The problem: Below are the records. List every line holding the word "сознаніемъ".

Dataset records:
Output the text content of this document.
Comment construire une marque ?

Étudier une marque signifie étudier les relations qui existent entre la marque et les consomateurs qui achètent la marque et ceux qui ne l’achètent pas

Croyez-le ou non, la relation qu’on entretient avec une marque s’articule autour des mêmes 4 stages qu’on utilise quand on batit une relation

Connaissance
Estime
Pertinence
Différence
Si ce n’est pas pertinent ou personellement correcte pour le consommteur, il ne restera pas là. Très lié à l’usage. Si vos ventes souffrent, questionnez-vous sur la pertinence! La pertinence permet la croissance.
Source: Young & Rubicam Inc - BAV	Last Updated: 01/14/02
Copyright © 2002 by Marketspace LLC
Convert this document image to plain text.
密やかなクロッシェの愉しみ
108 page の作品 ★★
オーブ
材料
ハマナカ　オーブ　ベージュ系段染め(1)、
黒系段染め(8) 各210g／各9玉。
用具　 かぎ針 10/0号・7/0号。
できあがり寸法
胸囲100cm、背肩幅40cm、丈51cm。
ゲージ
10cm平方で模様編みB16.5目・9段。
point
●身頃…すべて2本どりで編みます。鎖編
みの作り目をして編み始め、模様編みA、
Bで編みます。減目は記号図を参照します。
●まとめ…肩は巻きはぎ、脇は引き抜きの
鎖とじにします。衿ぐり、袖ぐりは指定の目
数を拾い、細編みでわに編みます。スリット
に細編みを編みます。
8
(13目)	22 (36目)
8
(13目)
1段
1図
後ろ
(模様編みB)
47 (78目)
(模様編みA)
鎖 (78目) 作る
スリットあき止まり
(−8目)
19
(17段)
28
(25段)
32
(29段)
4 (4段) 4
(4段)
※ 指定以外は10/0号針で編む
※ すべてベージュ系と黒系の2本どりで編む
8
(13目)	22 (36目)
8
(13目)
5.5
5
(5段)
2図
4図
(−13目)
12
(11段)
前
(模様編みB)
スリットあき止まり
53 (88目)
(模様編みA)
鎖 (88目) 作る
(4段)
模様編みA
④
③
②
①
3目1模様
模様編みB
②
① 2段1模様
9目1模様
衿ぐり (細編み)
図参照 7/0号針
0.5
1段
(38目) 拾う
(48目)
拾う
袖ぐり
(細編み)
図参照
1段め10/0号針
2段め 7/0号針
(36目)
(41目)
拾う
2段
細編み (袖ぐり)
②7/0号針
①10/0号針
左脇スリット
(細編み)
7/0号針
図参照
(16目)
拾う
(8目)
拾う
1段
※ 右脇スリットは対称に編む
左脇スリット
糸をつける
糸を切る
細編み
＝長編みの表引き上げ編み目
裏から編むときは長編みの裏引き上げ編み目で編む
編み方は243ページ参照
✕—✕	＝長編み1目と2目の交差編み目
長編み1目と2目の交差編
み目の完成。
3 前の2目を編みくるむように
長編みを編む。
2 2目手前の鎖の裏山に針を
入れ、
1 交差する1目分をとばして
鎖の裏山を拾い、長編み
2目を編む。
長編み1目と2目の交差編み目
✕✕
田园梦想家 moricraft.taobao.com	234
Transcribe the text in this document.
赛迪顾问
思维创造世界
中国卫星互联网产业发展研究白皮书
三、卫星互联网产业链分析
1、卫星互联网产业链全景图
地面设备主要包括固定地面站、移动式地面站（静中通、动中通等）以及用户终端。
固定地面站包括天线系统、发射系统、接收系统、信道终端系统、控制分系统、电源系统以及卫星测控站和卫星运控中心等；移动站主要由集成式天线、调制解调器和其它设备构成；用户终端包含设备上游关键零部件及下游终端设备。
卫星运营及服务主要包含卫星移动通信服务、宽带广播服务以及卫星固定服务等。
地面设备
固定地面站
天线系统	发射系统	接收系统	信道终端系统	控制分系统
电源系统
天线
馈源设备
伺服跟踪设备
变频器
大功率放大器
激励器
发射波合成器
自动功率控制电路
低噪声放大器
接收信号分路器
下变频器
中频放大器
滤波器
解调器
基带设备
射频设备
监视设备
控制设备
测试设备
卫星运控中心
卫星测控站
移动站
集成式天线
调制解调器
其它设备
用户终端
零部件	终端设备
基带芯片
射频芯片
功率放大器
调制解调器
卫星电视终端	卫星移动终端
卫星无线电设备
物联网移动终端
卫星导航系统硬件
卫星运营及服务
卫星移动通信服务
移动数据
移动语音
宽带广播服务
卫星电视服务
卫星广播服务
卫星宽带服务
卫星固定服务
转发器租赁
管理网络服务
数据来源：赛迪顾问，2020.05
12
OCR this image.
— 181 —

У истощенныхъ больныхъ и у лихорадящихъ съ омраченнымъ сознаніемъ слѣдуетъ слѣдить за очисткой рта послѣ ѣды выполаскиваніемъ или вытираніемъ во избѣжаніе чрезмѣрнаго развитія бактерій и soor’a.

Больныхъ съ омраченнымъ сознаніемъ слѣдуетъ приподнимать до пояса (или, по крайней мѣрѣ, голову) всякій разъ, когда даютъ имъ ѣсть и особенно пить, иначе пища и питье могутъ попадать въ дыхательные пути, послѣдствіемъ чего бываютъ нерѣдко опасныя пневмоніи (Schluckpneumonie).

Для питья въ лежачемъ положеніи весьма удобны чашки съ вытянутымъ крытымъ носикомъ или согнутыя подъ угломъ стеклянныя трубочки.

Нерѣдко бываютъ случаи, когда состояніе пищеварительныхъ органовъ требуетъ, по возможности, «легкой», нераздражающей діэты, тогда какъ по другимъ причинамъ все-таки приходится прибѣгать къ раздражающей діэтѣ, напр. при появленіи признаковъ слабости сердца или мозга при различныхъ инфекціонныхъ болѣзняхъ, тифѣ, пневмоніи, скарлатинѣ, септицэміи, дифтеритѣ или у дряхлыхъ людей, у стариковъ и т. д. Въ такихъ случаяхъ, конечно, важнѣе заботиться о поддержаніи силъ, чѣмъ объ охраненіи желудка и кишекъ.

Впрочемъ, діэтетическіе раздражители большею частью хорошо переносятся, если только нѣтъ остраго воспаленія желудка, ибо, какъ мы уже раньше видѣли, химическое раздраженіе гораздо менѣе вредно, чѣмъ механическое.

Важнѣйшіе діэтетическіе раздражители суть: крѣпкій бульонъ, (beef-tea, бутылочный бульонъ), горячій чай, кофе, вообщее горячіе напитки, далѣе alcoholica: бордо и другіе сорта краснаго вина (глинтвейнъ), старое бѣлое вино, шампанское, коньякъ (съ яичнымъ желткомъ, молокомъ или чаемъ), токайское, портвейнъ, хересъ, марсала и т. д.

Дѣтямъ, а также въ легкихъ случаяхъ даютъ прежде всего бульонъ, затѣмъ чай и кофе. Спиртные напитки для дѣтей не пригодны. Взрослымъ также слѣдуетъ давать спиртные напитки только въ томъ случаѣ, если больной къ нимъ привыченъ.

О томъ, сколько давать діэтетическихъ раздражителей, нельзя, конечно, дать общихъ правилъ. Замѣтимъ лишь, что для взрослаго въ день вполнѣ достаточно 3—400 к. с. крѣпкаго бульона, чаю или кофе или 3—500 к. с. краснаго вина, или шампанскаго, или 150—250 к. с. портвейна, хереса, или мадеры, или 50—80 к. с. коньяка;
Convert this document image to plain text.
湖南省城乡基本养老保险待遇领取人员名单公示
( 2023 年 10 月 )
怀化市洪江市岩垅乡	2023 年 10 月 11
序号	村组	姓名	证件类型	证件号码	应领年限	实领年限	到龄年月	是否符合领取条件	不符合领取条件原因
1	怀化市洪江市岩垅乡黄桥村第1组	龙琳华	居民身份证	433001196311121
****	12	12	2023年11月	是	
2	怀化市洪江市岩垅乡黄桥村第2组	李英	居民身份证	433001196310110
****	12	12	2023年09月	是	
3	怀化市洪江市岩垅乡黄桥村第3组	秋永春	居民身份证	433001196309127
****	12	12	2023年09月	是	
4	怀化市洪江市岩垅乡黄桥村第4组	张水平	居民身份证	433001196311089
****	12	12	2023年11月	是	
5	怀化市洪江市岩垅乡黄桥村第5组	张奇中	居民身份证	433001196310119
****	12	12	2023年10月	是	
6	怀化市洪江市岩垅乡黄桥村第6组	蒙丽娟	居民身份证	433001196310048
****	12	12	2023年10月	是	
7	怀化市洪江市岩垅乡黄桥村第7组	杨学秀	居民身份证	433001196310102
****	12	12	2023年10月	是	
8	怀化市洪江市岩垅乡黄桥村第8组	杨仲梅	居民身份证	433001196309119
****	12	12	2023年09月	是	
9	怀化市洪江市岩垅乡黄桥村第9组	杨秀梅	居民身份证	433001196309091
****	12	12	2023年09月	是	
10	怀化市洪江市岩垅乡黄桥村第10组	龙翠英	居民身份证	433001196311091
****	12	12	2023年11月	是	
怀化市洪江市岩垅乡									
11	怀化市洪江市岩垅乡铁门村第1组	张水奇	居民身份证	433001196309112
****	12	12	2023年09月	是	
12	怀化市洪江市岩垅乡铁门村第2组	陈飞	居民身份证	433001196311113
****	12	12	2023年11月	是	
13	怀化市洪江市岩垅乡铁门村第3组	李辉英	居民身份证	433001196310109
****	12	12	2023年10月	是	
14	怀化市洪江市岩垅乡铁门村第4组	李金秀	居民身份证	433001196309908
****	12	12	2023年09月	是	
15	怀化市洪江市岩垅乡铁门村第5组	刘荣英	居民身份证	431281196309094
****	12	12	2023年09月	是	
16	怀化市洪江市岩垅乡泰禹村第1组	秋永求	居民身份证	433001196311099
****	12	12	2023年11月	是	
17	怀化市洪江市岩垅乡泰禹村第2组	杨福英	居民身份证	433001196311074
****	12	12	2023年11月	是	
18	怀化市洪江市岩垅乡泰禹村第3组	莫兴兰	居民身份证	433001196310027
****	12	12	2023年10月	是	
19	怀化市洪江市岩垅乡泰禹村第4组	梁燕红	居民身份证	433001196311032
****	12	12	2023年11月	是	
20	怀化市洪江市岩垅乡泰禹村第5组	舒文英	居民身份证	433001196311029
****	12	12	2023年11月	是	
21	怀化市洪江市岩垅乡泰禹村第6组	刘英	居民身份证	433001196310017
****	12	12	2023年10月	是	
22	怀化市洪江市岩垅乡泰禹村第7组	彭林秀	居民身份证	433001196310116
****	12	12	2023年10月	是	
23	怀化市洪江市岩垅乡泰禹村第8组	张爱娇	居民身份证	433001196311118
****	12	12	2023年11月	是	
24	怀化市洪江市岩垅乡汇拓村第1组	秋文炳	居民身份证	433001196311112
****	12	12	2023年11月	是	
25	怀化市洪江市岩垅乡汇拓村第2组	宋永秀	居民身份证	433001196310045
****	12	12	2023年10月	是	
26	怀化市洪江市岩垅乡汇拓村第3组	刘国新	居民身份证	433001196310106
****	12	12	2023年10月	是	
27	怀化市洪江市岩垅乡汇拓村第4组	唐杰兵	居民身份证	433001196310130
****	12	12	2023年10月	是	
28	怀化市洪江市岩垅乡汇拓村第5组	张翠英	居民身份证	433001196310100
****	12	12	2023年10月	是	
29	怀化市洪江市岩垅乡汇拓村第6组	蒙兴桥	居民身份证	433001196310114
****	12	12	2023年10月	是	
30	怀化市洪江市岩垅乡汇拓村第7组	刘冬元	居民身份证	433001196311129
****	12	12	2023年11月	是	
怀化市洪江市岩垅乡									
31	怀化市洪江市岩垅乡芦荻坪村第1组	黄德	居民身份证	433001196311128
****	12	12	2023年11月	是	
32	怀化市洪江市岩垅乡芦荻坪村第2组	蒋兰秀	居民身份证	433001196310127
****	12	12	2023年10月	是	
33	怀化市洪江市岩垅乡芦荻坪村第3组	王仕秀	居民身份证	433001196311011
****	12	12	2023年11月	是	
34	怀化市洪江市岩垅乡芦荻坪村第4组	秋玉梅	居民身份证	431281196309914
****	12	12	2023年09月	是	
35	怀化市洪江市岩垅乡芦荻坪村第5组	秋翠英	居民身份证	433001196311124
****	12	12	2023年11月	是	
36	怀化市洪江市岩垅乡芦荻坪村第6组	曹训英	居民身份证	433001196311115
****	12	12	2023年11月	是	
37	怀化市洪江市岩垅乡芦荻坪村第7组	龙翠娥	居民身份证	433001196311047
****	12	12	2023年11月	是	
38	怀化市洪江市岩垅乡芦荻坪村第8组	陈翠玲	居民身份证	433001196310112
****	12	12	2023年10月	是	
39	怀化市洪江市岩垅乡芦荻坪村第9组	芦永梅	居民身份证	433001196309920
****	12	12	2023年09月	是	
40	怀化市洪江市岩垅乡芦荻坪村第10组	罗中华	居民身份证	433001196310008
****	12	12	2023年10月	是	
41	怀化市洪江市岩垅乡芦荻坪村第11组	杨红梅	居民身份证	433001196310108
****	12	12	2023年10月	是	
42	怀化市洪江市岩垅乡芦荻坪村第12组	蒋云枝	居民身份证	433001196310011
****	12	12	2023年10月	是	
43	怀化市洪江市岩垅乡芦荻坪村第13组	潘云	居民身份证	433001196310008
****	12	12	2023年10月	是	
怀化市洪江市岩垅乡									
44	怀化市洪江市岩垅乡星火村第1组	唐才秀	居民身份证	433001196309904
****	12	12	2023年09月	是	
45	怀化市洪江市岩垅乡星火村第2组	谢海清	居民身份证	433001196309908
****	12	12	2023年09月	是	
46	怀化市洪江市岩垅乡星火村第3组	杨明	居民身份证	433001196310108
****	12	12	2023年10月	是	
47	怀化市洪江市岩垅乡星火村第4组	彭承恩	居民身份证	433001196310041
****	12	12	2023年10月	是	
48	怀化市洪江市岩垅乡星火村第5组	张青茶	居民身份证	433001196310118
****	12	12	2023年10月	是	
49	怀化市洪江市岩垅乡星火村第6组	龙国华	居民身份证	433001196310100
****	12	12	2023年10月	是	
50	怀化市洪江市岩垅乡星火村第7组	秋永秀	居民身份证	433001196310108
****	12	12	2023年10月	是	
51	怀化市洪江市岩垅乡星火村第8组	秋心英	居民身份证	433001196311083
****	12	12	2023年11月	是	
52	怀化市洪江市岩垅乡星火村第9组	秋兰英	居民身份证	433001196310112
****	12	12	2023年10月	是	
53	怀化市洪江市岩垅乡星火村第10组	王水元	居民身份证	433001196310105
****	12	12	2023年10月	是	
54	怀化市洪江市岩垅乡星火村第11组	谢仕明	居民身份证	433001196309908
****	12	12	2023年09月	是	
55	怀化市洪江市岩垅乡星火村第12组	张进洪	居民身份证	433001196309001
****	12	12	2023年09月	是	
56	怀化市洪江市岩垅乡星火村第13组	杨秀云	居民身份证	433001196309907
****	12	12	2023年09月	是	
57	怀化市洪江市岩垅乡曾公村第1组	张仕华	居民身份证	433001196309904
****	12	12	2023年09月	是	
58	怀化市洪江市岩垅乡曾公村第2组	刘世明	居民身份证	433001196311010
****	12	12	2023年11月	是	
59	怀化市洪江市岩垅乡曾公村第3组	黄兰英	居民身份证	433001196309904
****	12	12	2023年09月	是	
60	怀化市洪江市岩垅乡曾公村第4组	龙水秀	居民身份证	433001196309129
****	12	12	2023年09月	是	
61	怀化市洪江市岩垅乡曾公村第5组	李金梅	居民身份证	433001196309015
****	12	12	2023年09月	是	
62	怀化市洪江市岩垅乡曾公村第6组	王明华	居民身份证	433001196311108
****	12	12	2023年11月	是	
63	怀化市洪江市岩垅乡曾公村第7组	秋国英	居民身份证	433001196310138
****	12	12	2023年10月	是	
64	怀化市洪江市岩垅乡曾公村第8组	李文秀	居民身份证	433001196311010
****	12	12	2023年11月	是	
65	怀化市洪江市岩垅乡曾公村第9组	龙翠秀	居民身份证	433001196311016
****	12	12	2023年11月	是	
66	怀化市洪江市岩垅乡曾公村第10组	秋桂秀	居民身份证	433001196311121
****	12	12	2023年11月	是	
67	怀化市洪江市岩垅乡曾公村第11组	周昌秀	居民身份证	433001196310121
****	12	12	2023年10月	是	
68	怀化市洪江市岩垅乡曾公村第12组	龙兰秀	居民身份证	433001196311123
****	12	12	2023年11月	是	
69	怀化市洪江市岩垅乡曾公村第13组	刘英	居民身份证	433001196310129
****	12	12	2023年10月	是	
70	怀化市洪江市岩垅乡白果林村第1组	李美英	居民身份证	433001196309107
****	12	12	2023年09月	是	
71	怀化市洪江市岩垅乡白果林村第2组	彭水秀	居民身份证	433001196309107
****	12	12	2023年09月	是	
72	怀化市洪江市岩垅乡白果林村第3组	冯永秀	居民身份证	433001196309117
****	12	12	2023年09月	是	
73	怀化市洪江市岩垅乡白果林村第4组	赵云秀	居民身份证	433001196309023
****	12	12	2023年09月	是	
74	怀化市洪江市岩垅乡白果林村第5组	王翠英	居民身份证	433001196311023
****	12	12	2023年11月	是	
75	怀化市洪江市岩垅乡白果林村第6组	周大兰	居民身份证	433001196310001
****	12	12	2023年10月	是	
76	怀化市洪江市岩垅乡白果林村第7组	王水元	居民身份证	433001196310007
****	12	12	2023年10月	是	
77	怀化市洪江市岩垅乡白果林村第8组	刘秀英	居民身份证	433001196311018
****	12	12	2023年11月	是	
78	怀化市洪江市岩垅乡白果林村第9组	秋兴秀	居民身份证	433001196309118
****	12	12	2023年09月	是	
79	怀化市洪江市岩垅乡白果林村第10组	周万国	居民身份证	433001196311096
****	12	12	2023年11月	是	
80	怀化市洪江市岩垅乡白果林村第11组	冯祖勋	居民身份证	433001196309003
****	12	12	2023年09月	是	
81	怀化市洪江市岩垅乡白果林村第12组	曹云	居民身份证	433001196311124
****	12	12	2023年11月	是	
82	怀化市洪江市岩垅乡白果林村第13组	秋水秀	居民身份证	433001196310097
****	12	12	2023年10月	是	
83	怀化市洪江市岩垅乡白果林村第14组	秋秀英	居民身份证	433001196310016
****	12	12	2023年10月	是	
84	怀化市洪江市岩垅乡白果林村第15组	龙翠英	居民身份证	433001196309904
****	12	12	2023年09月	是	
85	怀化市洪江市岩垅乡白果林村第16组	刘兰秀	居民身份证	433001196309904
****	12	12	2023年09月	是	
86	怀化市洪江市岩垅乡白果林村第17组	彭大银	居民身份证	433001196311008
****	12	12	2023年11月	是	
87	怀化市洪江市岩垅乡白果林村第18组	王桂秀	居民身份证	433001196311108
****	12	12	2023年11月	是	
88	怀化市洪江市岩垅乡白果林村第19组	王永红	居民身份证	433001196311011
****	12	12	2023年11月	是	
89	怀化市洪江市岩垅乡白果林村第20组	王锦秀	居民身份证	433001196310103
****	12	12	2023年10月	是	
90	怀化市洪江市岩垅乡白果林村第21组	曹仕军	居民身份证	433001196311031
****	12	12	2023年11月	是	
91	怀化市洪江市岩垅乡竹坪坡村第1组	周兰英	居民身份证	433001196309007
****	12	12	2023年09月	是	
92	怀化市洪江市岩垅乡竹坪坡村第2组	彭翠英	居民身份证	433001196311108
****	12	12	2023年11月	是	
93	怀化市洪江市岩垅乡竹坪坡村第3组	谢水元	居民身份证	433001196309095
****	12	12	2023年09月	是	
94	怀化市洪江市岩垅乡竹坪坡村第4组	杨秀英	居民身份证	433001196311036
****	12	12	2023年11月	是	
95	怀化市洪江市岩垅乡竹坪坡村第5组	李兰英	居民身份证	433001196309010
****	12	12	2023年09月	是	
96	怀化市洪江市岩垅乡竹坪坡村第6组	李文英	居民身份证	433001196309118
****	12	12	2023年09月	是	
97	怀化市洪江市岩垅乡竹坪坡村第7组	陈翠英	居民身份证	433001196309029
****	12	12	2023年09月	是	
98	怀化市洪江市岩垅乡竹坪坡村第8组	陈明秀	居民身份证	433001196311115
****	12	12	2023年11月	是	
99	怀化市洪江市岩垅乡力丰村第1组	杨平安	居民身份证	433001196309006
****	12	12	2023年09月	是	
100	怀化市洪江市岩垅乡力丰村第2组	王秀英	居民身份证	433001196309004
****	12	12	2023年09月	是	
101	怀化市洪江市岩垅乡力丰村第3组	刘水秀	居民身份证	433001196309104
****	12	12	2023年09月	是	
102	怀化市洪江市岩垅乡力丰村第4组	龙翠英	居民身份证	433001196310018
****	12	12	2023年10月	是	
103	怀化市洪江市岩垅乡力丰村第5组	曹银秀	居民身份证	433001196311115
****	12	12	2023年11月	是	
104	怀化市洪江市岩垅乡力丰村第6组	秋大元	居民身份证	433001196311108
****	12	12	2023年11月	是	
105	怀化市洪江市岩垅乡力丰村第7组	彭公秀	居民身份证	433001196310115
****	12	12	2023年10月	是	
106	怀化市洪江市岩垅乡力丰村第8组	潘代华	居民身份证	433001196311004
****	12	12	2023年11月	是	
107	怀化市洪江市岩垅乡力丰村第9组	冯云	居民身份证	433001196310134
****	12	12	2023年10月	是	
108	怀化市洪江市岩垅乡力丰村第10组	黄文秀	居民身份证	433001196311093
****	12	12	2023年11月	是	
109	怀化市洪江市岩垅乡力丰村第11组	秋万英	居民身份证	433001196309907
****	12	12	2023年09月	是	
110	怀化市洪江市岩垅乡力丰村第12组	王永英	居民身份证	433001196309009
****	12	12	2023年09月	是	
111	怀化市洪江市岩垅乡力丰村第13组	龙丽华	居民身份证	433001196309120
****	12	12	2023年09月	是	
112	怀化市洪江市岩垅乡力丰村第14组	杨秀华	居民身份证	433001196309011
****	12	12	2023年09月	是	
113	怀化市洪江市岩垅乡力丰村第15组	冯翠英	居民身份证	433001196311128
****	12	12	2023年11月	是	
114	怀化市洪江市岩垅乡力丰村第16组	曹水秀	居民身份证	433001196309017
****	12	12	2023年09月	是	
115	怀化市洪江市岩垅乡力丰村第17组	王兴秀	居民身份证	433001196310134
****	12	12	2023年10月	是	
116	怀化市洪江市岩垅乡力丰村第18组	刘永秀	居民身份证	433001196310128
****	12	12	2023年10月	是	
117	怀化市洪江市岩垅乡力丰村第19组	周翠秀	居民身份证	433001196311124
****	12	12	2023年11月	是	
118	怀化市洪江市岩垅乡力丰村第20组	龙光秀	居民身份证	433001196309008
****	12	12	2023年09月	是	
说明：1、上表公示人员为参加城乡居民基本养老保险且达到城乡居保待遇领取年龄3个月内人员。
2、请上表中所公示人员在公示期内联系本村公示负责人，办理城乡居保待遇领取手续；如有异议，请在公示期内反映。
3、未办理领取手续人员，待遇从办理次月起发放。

Task response:
У истощенныхъ больныхъ и у лихорадящихъ съ омраченнымъ сознаніемъ слѣдуетъ слѣдить за очисткой рта послѣ ѣды выполаскиваніемъ или вытираніемъ во избѣжаніе чрезмѣрнаго развитія бактерій и soor’a.
Больныхъ съ омраченнымъ сознаніемъ слѣдуетъ приподнимать до пояса (или, по крайней мѣрѣ, голову) всякій разъ, когда даютъ имъ ѣсть и особенно пить, иначе пища и питье могутъ попадать въ дыхательные пути, послѣдствіемъ чего бываютъ нерѣдко опасныя пневмоніи (Schluckpneumonie).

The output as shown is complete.